Set problem =
List every line below containing "County".
[Start of Material shown]
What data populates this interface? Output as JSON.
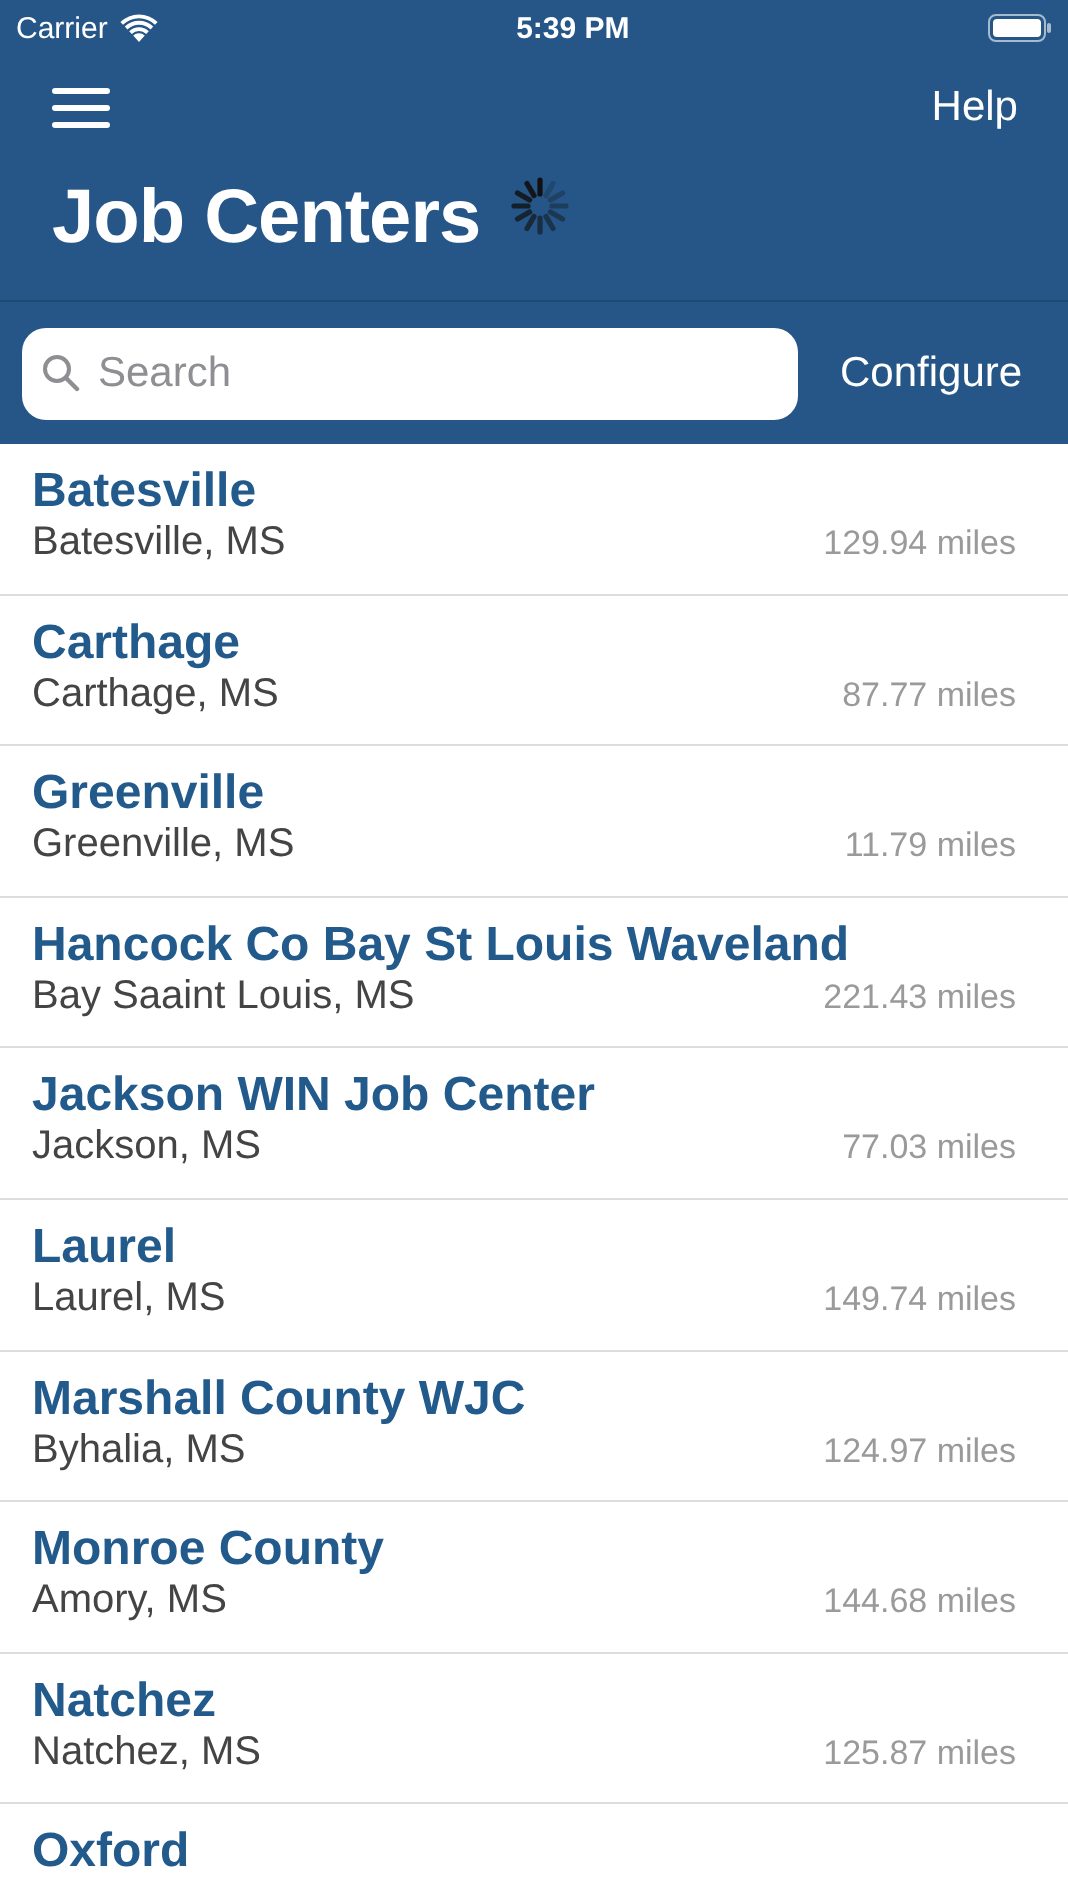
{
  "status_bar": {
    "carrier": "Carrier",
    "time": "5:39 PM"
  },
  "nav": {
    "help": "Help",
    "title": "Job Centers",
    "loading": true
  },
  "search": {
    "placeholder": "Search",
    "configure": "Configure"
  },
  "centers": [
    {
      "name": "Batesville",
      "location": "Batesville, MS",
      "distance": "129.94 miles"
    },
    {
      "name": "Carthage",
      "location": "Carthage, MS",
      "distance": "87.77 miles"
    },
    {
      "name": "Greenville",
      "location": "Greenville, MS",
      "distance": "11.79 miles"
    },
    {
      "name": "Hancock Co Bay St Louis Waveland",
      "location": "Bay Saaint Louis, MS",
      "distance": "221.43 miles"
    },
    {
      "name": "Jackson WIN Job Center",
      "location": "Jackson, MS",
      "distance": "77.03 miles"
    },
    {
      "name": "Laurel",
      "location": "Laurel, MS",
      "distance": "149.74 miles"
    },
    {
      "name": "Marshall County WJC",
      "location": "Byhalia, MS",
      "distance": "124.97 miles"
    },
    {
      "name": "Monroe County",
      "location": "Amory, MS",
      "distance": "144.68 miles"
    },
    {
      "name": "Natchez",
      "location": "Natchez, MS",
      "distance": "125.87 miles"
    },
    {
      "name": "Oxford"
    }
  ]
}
[End of Material shown]
Finished exercise =
      "name": "Marshall County WJC",
      "name": "Monroe County",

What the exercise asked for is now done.